▸ **Work required**:
Using the listing below, please gather every line containing the word "นใหม".

▸ **Material supplied**:
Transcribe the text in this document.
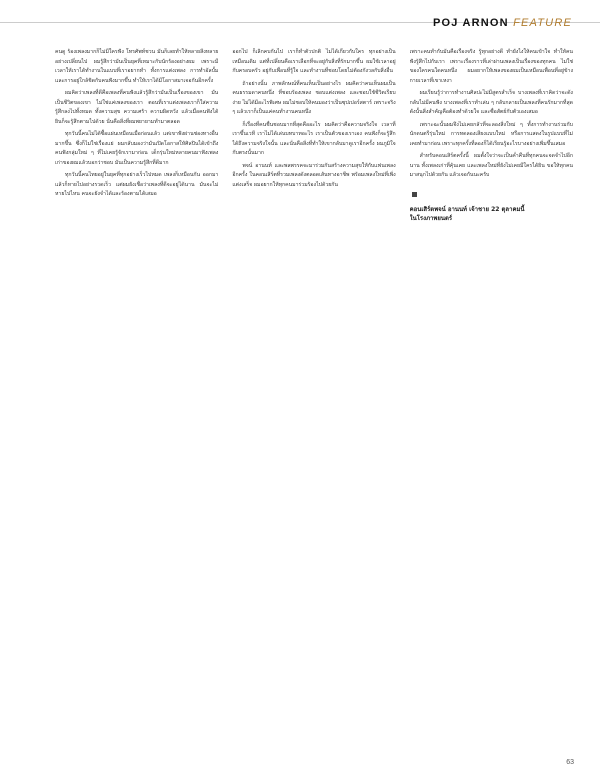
POJ ARNON FEATURE

คนดู ร้องเพลงมากก็ไม่มีใครฟัง โทรศัพท์ชวน มันก็เลยทำให้หลายสิ่งหลายอย่างเปลี่ยนไป ผมรู้สึกว่ามันเป็นยุคที่เหมาะกับนักร้องอย่างผม เพราะมีเวลาให้เราได้ทำงานในแบบที่เราอยากทำ ทั้งการแต่งเพลง การทำอัลบั้ม และการอยู่ใกล้ชิดกับคนฟังมากขึ้น ทำให้เราได้มีโอกาสมาเจอกันอีกครั้ง

ผมคิดว่าเพลงที่ดีคือเพลงที่คนฟังแล้วรู้สึกว่ามันเป็นเรื่องของเขา มันเป็นชีวิตของเขา ไม่ใช่แค่เพลงของเรา ตอนที่เราแต่งเพลงเราก็ใส่ความรู้สึกลงไปทั้งหมด ทั้งความสุข ความเศร้า ความผิดหวัง แล้วเมื่อคนฟังได้ยินก็จะรู้สึกตามไปด้วย นั่นคือสิ่งที่ผมพยายามทำมาตลอด

ทุกวันนี้คนไม่ได้ซื้อแผ่นเหมือนเมื่อก่อนแล้ว แต่เขาฟังผ่านช่องทางอื่นมากขึ้น ซึ่งก็ไม่ใช่เรื่องแย่ ผมกลับมองว่ามันเปิดโอกาสให้ศิลปินได้เข้าถึงคนฟังกลุ่มใหม่ ๆ ที่ไม่เคยรู้จักเรามาก่อน เด็กรุ่นใหม่หลายคนมาฟังเพลงเก่าของผมแล้วบอกว่าชอบ มันเป็นความรู้สึกที่ดีมาก

ทุกวันนี้คนไทยอยู่ในยุคที่ทุกอย่างเร็วไปหมด เพลงก็เหมือนกัน ออกมาแล้วก็หายไปอย่างรวดเร็ว แต่ผมยังเชื่อว่าเพลงที่ดีจะอยู่ได้นาน มันจะไม่หายไปไหน คนจะยังจำได้และร้องตามได้เสมอ

ออกไป ก็เลิกคบกันไป เราก็ทำตัวปกติ ไม่ได้เกี่ยวกับใคร ทุกอย่างเป็นเหมือนเดิม แต่ที่เปลี่ยนคือเราเลือกที่จะอยู่กับสิ่งที่รักมากขึ้น ผมใช้เวลาอยู่กับครอบครัว อยู่กับเพื่อนที่รู้ใจ และทำงานที่ชอบโดยไม่ต้องกังวลกับสิ่งอื่น

ถ้าอย่างนั้น ภาพลักษณ์ที่คนเห็นเป็นอย่างไร ผมคิดว่าคนเห็นผมเป็นคนธรรมดาคนหนึ่ง ที่ชอบร้องเพลง ชอบแต่งเพลง และชอบใช้ชีวิตเรียบง่าย ไม่ได้มีอะไรพิเศษ ผมไม่ชอบให้คนมองว่าเป็นซุปเปอร์สตาร์ เพราะจริง ๆ แล้วเราก็เป็นแค่คนทำงานคนหนึ่ง

ก็เรื่องที่คนชื่นชอบมากที่สุดคืออะไร ผมคิดว่าคือความจริงใจ เวลาที่เราขึ้นเวที เราไม่ได้เล่นบทบาทอะไร เราเป็นตัวของเราเอง คนฟังก็จะรู้สึกได้ถึงความจริงใจนั้น และนั่นคือสิ่งที่ทำให้เขากลับมาดูเราอีกครั้ง ผมภูมิใจกับตรงนั้นมาก

พจน์ อานนท์ และพลพรรคจะมาร่วมกันสร้างความสุขให้กับแฟนเพลงอีกครั้ง ในคอนเสิร์ตที่รวมเพลงดังตลอดเส้นทางอาชีพ พร้อมเพลงใหม่ที่เพิ่งแต่งเสร็จ ผมอยากให้ทุกคนมาร่วมร้องไปด้วยกัน

เพราะคนทำกับมันคือเรื่องจริง รู้ทุกอย่างดี ทำยังไงให้คนเข้าใจ ทำให้คนฟังรู้สึกไปกับเรา เพราะเรื่องราวที่เล่าผ่านเพลงเป็นเรื่องของทุกคน ไม่ใช่ของใครคนใดคนหนึ่ง ผมอยากให้เพลงของผมเป็นเหมือนเพื่อนที่อยู่ข้างกายเวลาที่เขาเหงา

ผมเรียนรู้ว่าการทำงานศิลปะไม่มีสูตรสำเร็จ บางเพลงที่เราคิดว่าจะดัง กลับไม่มีคนฟัง บางเพลงที่เราทำเล่น ๆ กลับกลายเป็นเพลงที่คนรักมากที่สุด ดังนั้นสิ่งสำคัญคือต้องทำด้วยใจ และซื่อสัตย์กับตัวเองเสมอ

เพราะฉะนั้นผมจึงไม่เคยกลัวที่จะลองสิ่งใหม่ ๆ ทั้งการทำงานร่วมกับนักดนตรีรุ่นใหม่ การทดลองเสียงแบบใหม่ หรือการแสดงในรูปแบบที่ไม่เคยทำมาก่อน เพราะทุกครั้งที่ลองก็ได้เรียนรู้อะไรบางอย่างเพิ่มขึ้นเสมอ

สำหรับคอนเสิร์ตครั้งนี้ ผมตั้งใจว่าจะเป็นค่ำคืนที่ทุกคนจะจดจำไปอีกนาน ทั้งเพลงเก่าที่คุ้นเคย และเพลงใหม่ที่ยังไม่เคยมีใครได้ยิน ขอให้ทุกคนมาสนุกไปด้วยกัน แล้วเจอกันนะครับ

คอนเสิร์ตพจน์ อานนท์ เจ้าชาย 22 ตุลาคมนี้
ในโรงภาพยนตร์
63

▸ **Full answer**:
ทุกวันนี้คนไม่ได้ซื้อแผ่นเหมือนเมื่อก่อนแล้ว แต่เขาฟังผ่านช่องทางอื่นมากขึ้น ซึ่งก็ไม่ใช่เรื่องแย่ ผมกลับมองว่ามันเปิดโอกาสให้ศิลปินได้เข้าถึงคนฟังกลุ่มใหม่ ๆ ที่ไม่เคยรู้จักเรามาก่อน เด็กรุ่นใหม่หลายคนมาฟังเพลงเก่าของผมแล้วบอกว่าชอบ มันเป็นความรู้สึกที่ดีมาก
เพราะฉะนั้นผมจึงไม่เคยกลัวที่จะลองสิ่งใหม่ ๆ ทั้งการทำงานร่วมกับนักดนตรีรุ่นใหม่ การทดลองเสียงแบบใหม่ หรือการแสดงในรูปแบบที่ไม่เคยทำมาก่อน เพราะทุกครั้งที่ลองก็ได้เรียนรู้อะไรบางอย่างเพิ่มขึ้นเสมอ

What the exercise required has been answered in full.